(Dataset entries)
[start]
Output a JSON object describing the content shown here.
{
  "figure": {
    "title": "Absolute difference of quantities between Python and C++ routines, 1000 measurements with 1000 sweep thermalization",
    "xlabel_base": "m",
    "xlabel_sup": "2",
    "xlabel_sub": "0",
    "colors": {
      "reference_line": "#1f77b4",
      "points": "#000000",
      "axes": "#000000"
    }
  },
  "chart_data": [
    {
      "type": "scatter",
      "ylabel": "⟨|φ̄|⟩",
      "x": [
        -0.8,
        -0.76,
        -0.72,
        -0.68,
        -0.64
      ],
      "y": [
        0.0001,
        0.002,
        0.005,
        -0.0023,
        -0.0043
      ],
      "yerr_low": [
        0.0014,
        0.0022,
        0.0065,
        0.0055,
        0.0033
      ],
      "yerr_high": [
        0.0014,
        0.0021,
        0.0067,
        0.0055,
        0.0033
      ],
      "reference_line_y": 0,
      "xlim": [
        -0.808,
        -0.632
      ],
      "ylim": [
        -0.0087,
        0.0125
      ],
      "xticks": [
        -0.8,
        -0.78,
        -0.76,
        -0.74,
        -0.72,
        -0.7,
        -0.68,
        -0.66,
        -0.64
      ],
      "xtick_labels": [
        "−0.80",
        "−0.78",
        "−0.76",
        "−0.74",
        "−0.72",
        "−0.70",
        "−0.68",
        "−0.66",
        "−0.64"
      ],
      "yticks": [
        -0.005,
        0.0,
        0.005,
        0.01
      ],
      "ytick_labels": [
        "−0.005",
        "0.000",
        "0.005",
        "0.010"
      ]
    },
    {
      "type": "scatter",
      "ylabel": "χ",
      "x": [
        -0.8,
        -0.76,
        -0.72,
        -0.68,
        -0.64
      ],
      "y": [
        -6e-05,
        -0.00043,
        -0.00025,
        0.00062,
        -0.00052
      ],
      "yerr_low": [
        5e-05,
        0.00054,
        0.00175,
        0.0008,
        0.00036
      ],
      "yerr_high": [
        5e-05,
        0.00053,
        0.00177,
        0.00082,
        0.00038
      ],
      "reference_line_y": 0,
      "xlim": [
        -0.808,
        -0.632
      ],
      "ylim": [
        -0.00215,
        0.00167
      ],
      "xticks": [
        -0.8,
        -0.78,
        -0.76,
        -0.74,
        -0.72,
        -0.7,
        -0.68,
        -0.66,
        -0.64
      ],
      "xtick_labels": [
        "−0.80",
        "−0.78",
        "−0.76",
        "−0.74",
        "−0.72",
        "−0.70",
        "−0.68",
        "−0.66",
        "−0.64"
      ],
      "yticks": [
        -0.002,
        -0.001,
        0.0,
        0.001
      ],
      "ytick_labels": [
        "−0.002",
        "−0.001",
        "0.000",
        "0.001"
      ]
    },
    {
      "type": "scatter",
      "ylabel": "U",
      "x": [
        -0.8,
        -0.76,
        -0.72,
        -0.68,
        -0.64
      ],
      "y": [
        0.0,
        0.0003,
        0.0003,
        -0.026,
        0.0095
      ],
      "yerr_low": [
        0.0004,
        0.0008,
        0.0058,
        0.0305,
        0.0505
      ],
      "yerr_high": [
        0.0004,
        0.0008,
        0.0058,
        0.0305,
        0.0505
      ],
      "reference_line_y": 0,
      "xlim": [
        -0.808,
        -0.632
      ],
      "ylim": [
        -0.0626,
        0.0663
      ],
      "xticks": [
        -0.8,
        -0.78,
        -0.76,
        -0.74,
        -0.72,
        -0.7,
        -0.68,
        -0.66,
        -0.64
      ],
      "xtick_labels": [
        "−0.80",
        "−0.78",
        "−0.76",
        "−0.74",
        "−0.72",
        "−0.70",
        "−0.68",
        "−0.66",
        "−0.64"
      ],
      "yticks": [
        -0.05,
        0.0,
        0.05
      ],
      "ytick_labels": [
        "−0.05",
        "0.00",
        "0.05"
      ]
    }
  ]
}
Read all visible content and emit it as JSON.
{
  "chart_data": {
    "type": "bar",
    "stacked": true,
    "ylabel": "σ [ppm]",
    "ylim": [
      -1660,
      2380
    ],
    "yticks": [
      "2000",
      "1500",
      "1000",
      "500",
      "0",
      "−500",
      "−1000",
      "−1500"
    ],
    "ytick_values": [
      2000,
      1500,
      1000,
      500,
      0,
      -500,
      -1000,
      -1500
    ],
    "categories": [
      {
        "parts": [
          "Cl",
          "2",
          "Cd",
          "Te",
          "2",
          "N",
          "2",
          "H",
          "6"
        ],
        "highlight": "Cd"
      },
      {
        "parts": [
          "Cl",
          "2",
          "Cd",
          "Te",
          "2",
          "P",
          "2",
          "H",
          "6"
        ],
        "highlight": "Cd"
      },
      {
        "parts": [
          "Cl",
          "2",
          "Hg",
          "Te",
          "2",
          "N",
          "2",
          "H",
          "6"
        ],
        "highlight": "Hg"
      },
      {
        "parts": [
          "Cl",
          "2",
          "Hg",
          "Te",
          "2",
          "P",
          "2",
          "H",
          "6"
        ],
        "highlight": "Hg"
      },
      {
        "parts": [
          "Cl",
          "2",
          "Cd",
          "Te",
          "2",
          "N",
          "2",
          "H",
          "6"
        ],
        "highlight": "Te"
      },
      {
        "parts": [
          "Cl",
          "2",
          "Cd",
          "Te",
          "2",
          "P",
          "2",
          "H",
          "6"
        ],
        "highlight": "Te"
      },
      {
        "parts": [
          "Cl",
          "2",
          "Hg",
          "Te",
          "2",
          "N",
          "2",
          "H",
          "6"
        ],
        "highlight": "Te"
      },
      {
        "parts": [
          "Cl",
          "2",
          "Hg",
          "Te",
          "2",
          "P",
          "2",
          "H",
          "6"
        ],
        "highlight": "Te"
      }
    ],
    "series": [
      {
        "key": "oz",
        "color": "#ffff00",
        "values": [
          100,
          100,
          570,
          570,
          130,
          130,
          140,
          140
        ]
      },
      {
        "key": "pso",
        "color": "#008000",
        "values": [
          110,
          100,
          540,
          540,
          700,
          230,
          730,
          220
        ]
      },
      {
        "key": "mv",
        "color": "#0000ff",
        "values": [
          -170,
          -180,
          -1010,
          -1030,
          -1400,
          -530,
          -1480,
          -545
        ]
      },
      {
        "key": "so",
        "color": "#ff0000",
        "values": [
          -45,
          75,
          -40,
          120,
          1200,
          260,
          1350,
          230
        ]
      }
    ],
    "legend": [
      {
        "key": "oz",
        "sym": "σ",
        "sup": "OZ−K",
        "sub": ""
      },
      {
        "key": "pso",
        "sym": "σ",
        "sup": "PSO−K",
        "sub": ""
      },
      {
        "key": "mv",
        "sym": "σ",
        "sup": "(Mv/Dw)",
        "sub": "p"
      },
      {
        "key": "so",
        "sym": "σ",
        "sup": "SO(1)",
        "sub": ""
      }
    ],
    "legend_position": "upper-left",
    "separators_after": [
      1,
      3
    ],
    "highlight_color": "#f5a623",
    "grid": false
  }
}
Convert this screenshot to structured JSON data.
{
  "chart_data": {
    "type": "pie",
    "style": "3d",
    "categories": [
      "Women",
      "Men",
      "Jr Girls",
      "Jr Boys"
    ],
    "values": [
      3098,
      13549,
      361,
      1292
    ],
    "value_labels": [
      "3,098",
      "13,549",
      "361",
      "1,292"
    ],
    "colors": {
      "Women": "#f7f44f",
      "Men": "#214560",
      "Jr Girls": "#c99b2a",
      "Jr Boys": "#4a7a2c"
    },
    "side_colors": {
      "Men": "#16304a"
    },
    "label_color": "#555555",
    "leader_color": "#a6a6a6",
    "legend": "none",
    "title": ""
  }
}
[end]
[Task statement] Reply with nothing except the number of lines in the listing above that include the string "JSON".

[Exercise output] 3